──────── DATASET RECORDS ────────

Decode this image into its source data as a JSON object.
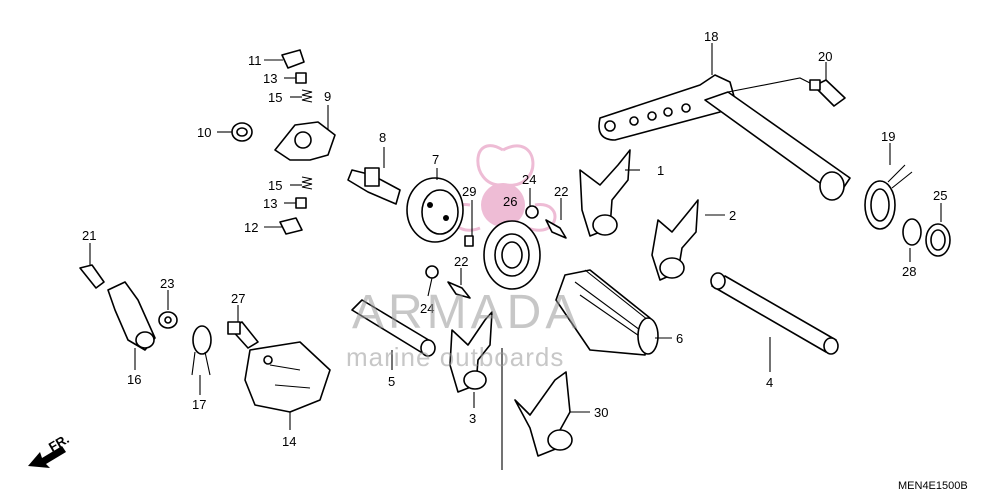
{
  "diagram": {
    "code": "MEN4E1500B",
    "direction_label": "FR.",
    "callouts": {
      "c1": "1",
      "c2": "2",
      "c3": "3",
      "c4": "4",
      "c5": "5",
      "c6": "6",
      "c7": "7",
      "c8": "8",
      "c9": "9",
      "c10": "10",
      "c11": "11",
      "c12": "12",
      "c13a": "13",
      "c13b": "13",
      "c14": "14",
      "c15a": "15",
      "c15b": "15",
      "c16": "16",
      "c17": "17",
      "c18": "18",
      "c19": "19",
      "c20": "20",
      "c21": "21",
      "c22a": "22",
      "c22b": "22",
      "c23": "23",
      "c24a": "24",
      "c24b": "24",
      "c25": "25",
      "c26": "26",
      "c27": "27",
      "c28": "28",
      "c29": "29",
      "c30": "30"
    }
  },
  "watermark": {
    "brand": "ARMADA",
    "tagline": "marine outboards",
    "colors": {
      "logo_pink": "#e9a6c8",
      "text_gray": "#9a9a9a"
    }
  }
}
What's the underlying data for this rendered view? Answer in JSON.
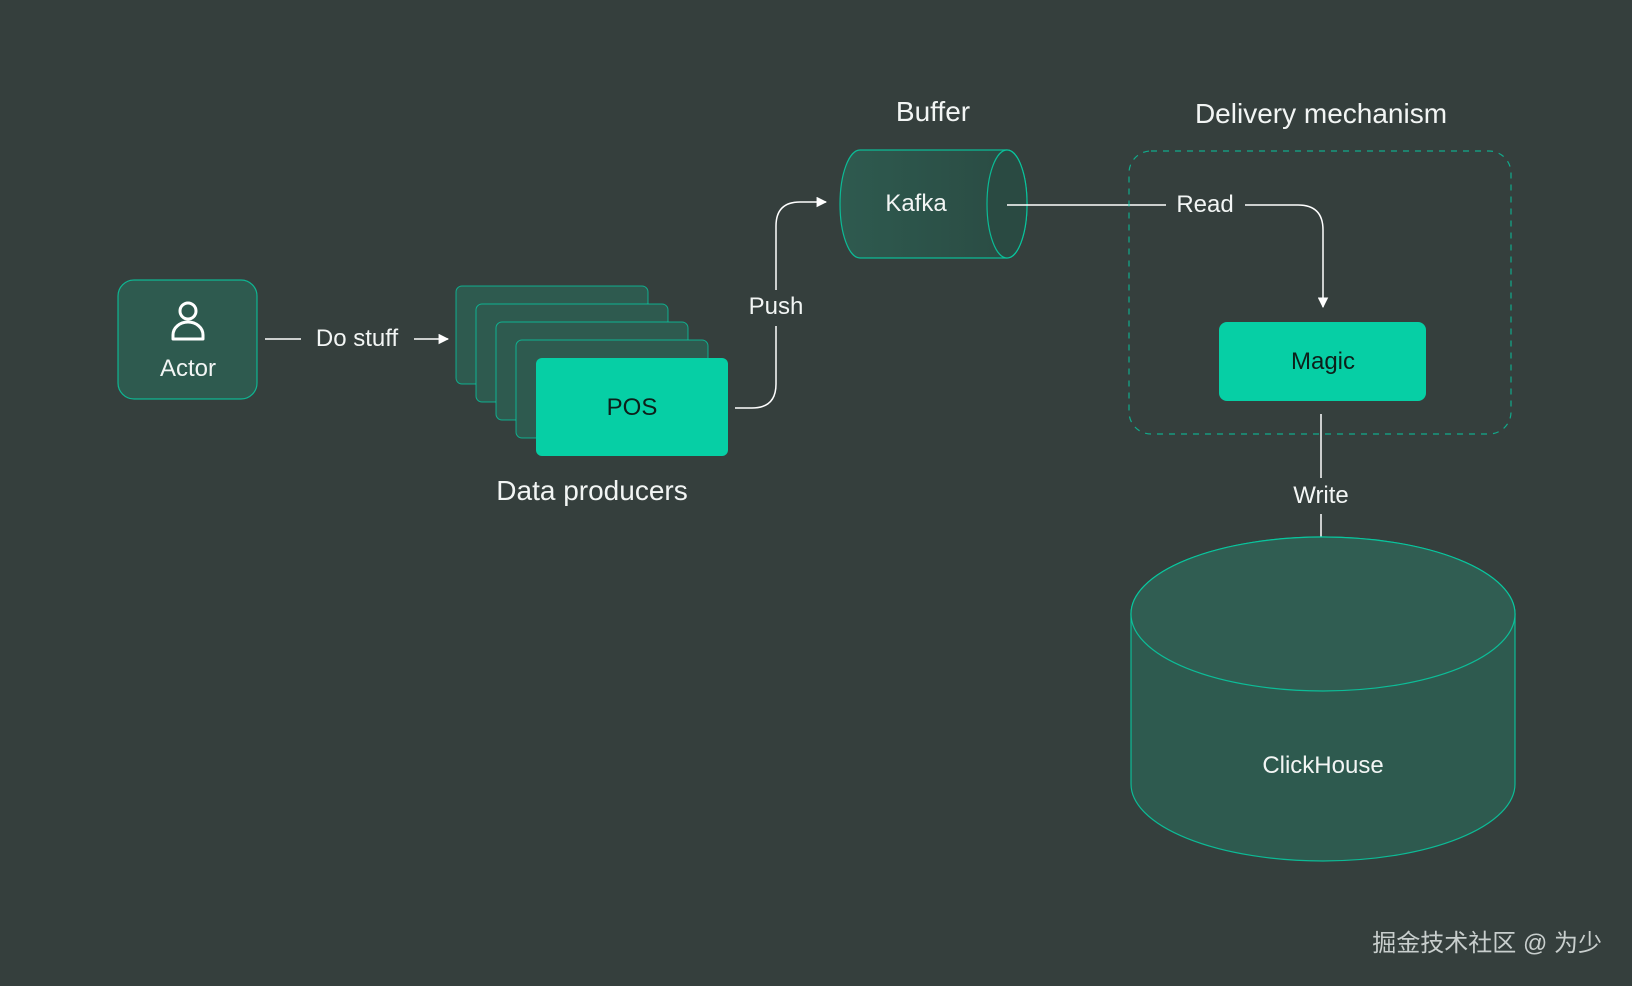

────────

■ WHAT IS ASKED: Filter the records down to the lines that contain the string "JSON", and copy those lines.

■ ANSWER BELOW:
Decode this image into its source data as a JSON object.
What's the underlying data for this rendered view? Answer in JSON.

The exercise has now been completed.